Seek out every line containing the word "icon", and copy each.

>> START Supplied material

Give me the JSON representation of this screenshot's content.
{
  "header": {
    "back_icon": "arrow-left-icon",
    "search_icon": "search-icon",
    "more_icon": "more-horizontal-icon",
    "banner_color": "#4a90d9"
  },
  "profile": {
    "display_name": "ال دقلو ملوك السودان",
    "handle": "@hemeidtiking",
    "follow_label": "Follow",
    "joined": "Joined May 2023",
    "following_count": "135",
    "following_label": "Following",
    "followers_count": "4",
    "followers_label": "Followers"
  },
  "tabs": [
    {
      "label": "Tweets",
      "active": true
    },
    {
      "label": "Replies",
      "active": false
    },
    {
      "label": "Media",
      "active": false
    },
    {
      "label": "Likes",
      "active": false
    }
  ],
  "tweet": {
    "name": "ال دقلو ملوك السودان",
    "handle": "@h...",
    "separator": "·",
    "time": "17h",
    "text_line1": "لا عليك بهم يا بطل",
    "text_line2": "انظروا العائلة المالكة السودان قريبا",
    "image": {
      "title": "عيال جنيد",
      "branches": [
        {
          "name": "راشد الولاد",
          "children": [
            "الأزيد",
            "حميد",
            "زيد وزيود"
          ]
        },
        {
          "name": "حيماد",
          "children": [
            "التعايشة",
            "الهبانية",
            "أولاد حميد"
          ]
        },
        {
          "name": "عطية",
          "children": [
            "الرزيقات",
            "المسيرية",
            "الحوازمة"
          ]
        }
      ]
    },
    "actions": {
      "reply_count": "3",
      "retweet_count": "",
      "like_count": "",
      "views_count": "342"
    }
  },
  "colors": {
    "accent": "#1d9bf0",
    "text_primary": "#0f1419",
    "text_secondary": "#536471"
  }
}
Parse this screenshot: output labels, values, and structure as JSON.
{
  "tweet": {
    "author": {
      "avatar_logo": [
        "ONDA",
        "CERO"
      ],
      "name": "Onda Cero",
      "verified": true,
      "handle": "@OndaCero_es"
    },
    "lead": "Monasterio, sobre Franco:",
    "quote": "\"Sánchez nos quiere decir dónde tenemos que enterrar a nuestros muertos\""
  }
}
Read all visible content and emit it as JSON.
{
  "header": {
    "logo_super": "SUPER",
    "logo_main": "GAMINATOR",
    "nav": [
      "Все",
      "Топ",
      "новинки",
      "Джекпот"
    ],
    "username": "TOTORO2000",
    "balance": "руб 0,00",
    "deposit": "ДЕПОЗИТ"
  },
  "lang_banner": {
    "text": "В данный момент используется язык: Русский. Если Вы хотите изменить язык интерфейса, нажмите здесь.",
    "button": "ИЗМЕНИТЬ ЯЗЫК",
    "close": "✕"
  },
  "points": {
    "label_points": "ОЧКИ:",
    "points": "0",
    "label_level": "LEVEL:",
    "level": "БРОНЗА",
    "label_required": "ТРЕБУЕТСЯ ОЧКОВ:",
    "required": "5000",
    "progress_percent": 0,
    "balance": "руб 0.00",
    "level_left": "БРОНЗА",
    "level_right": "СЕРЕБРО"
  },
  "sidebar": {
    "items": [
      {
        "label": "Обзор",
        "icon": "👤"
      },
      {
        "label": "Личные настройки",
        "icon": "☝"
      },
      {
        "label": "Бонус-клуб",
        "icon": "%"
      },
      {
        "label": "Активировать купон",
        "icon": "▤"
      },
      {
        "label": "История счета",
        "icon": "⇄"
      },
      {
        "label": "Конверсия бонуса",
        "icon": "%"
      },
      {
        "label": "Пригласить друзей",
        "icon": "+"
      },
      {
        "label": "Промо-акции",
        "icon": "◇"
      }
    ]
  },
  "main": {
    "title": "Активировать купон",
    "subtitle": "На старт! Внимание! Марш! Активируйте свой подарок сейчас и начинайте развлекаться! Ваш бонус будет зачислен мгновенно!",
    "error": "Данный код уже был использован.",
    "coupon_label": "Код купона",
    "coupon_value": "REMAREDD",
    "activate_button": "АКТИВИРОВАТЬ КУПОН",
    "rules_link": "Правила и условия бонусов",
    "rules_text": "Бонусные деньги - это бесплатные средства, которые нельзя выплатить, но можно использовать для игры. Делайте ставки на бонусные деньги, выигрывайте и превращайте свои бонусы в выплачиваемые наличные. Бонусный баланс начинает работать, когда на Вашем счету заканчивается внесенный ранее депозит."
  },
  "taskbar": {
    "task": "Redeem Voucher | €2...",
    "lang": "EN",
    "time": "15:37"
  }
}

>> END Supplied material

_Expected answer_
    "back_icon": "arrow-left-icon",
    "search_icon": "search-icon",
    "more_icon": "more-horizontal-icon",
        "icon": "👤"
        "icon": "☝"
        "icon": "%"
        "icon": "▤"
        "icon": "⇄"
        "icon": "%"
        "icon": "+"
        "icon": "◇"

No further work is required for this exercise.